>> start Source material

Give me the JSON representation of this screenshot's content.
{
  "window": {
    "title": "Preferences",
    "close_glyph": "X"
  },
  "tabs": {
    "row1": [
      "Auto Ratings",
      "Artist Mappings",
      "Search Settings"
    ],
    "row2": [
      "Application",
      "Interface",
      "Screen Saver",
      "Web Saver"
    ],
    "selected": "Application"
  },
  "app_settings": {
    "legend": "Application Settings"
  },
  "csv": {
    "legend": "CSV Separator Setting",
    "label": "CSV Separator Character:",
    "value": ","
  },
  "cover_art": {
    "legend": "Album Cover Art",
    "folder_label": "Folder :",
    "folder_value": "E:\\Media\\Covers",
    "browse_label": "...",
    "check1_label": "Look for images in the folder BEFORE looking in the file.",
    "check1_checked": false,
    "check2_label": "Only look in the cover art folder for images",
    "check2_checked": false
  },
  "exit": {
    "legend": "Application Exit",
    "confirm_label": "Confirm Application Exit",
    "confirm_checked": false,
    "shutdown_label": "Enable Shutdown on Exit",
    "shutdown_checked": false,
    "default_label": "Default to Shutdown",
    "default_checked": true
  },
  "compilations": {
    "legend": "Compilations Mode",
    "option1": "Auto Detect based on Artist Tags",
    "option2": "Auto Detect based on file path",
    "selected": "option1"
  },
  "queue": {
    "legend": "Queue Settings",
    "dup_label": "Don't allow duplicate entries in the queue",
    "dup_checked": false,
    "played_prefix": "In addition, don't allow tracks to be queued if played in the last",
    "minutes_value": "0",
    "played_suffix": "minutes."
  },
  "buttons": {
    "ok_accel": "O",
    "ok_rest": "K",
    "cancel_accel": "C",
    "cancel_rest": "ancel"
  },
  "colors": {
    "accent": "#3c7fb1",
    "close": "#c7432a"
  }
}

>> end Source material
>> start Source material

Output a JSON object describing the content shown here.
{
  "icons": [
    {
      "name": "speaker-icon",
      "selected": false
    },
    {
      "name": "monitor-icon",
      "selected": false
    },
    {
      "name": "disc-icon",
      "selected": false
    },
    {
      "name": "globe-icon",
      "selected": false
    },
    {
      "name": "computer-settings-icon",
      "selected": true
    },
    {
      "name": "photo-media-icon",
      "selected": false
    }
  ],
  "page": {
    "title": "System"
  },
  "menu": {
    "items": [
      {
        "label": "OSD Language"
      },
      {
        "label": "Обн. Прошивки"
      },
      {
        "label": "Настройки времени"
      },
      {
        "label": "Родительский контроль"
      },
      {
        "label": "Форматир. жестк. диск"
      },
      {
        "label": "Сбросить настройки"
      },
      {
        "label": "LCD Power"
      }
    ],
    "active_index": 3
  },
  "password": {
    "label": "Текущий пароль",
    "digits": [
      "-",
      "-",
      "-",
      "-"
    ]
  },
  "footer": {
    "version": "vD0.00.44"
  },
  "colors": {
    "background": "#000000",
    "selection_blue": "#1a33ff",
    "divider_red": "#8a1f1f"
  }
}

>> end Source material
>> start Source material

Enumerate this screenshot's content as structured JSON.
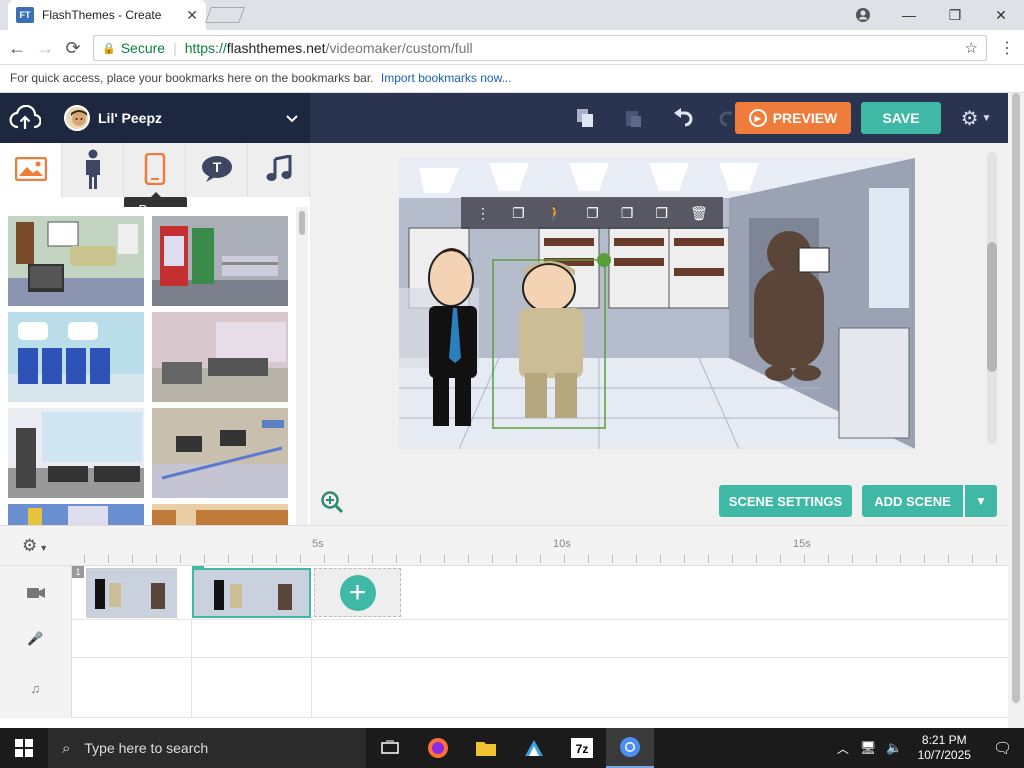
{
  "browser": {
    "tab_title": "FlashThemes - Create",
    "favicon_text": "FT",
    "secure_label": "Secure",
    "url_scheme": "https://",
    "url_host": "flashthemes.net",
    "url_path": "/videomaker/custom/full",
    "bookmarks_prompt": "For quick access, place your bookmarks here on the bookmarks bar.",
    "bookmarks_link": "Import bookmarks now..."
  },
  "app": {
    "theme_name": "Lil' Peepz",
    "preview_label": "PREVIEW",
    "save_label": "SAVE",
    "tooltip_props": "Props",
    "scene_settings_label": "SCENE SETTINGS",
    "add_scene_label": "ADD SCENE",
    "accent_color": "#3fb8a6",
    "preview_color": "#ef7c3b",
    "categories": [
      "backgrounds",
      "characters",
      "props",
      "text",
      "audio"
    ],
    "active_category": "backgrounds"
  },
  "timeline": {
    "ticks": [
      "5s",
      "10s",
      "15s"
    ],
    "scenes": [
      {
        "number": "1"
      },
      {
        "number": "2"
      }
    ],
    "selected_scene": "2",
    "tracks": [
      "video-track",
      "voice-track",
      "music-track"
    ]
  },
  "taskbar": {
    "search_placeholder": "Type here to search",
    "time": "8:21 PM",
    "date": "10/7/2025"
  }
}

>> end Source material

**Exercise task**
Go through the listing above and work out how many lines contain the string "based". Reply with the number alone.

**Solution to the problem**
2